» **To do**: Each line of the material below should be reproduced exactly.

+++ Supplied records +++

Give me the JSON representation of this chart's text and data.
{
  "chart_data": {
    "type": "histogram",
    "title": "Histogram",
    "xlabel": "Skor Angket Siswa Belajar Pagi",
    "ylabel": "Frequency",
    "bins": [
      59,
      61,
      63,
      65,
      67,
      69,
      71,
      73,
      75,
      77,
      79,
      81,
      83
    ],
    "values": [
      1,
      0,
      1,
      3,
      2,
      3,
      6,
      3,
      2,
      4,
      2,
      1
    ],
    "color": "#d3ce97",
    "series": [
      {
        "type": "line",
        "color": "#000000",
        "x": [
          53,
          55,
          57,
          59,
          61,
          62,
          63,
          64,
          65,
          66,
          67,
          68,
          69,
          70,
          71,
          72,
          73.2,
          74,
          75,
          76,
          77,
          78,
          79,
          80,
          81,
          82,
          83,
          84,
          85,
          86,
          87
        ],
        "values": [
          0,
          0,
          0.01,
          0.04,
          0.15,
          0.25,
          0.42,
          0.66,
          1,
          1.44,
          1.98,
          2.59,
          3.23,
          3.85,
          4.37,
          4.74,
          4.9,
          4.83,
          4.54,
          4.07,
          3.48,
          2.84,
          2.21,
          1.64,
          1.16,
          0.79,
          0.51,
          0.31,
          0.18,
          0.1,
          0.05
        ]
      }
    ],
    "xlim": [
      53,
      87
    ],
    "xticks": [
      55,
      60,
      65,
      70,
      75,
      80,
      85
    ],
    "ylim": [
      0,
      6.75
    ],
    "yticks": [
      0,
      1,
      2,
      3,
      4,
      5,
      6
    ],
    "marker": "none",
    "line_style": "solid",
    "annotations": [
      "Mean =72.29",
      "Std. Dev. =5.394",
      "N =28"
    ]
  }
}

+++

» **Reply to the exercise**:
Give me the JSON representation of this chart's text and data.
{
  "chart_data": {
    "type": "histogram",
    "title": "Histogram",
    "xlabel": "Skor Angket Siswa Belajar Pagi",
    "ylabel": "Frequency",
    "bins": [
      59,
      61,
      63,
      65,
      67,
      69,
      71,
      73,
      75,
      77,
      79,
      81,
      83
    ],
    "values": [
      1,
      0,
      1,
      3,
      2,
      3,
      6,
      3,
      2,
      4,
      2,
      1
    ],
    "color": "#d3ce97",
    "series": [
      {
        "type": "line",
        "color": "#000000",
        "x": [
          53,
          55,
          57,
          59,
          61,
          62,
          63,
          64,
          65,
          66,
          67,
          68,
          69,
          70,
          71,
          72,
          73.2,
          74,
          75,
          76,
          77,
          78,
          79,
          80,
          81,
          82,
          83,
          84,
          85,
          86,
          87
        ],
        "values": [
          0,
          0,
          0.01,
          0.04,
          0.15,
          0.25,
          0.42,
          0.66,
          1,
          1.44,
          1.98,
          2.59,
          3.23,
          3.85,
          4.37,
          4.74,
          4.9,
          4.83,
          4.54,
          4.07,
          3.48,
          2.84,
          2.21,
          1.64,
          1.16,
          0.79,
          0.51,
          0.31,
          0.18,
          0.1,
          0.05
        ]
      }
    ],
    "xlim": [
      53,
      87
    ],
    "xticks": [
      55,
      60,
      65,
      70,
      75,
      80,
      85
    ],
    "ylim": [
      0,
      6.75
    ],
    "yticks": [
      0,
      1,
      2,
      3,
      4,
      5,
      6
    ],
    "marker": "none",
    "line_style": "solid",
    "annotations": [
      "Mean =72.29",
      "Std. Dev. =5.394",
      "N =28"
    ]
  }
}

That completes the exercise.